### SHORT EXERCISE
Print all the entries verbatim.

### DATASET RECORDS
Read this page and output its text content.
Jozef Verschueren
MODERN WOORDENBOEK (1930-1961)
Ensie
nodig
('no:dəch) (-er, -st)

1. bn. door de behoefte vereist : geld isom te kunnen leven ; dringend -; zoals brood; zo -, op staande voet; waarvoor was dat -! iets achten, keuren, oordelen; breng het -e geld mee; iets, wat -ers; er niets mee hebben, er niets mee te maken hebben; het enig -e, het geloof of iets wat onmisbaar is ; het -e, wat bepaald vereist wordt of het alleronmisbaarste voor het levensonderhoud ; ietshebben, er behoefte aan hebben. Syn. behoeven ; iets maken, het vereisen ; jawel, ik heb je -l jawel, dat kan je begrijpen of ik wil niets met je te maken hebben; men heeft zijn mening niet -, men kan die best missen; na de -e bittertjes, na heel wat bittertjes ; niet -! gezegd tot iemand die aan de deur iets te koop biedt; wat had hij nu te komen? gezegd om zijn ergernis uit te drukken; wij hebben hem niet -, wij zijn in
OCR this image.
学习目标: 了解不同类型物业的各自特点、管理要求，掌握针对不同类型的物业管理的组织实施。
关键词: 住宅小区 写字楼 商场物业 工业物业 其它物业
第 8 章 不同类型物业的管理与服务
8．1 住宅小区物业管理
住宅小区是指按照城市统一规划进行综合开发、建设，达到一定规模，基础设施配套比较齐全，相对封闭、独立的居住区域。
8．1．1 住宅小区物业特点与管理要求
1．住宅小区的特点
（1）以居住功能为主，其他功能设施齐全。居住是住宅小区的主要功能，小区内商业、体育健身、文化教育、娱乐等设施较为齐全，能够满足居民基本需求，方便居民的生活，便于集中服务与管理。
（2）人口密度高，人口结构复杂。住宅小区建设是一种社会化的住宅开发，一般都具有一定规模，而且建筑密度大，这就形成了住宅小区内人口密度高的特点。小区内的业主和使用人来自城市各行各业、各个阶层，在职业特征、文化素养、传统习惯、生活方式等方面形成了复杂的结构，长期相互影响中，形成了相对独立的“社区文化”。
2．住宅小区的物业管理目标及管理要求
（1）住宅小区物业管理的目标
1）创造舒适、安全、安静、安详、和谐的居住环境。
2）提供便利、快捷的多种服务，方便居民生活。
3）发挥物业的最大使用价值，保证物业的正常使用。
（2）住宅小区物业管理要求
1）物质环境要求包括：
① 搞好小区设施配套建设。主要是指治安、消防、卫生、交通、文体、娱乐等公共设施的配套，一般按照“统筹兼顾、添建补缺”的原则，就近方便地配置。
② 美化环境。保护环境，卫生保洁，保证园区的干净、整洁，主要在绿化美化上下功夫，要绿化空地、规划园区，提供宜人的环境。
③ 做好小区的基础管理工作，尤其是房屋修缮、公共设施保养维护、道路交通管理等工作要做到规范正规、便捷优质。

### FINISHED EXERCISE
Read this page and output its text content.
Jozef Verschueren
MODERN WOORDENBOEK (1930-1961)
Ensie
nodig
('no:dəch) (-er, -st)

1. bn. door de behoefte vereist : geld isom te kunnen leven ; dringend -; zoals brood; zo -, op staande voet; waarvoor was dat -! iets achten, keuren, oordelen; breng het -e geld mee; iets, wat -ers; er niets mee hebben, er niets mee te maken hebben; het enig -e, het geloof of iets wat onmisbaar is ; het -e, wat bepaald vereist wordt of het alleronmisbaarste voor het levensonderhoud ; ietshebben, er behoefte aan hebben. Syn. behoeven ; iets maken, het vereisen ; jawel, ik heb je -l jawel, dat kan je begrijpen of ik wil niets met je te maken hebben; men heeft zijn mening niet -, men kan die best missen; na de -e bittertjes, na heel wat bittertjes ; niet -! gezegd tot iemand die aan de deur iets te koop biedt; wat had hij nu te komen? gezegd om zijn ergernis uit te drukken; wij hebben hem niet -, wij zijn in
OCR this image.
学习目标: 了解不同类型物业的各自特点、管理要求，掌握针对不同类型的物业管理的组织实施。
关键词: 住宅小区 写字楼 商场物业 工业物业 其它物业
第 8 章 不同类型物业的管理与服务
8．1 住宅小区物业管理
住宅小区是指按照城市统一规划进行综合开发、建设，达到一定规模，基础设施配套比较齐全，相对封闭、独立的居住区域。
8．1．1 住宅小区物业特点与管理要求
1．住宅小区的特点
（1）以居住功能为主，其他功能设施齐全。居住是住宅小区的主要功能，小区内商业、体育健身、文化教育、娱乐等设施较为齐全，能够满足居民基本需求，方便居民的生活，便于集中服务与管理。
（2）人口密度高，人口结构复杂。住宅小区建设是一种社会化的住宅开发，一般都具有一定规模，而且建筑密度大，这就形成了住宅小区内人口密度高的特点。小区内的业主和使用人来自城市各行各业、各个阶层，在职业特征、文化素养、传统习惯、生活方式等方面形成了复杂的结构，长期相互影响中，形成了相对独立的“社区文化”。
2．住宅小区的物业管理目标及管理要求
（1）住宅小区物业管理的目标
1）创造舒适、安全、安静、安详、和谐的居住环境。
2）提供便利、快捷的多种服务，方便居民生活。
3）发挥物业的最大使用价值，保证物业的正常使用。
（2）住宅小区物业管理要求
1）物质环境要求包括：
① 搞好小区设施配套建设。主要是指治安、消防、卫生、交通、文体、娱乐等公共设施的配套，一般按照“统筹兼顾、添建补缺”的原则，就近方便地配置。
② 美化环境。保护环境，卫生保洁，保证园区的干净、整洁，主要在绿化美化上下功夫，要绿化空地、规划园区，提供宜人的环境。
③ 做好小区的基础管理工作，尤其是房屋修缮、公共设施保养维护、道路交通管理等工作要做到规范正规、便捷优质。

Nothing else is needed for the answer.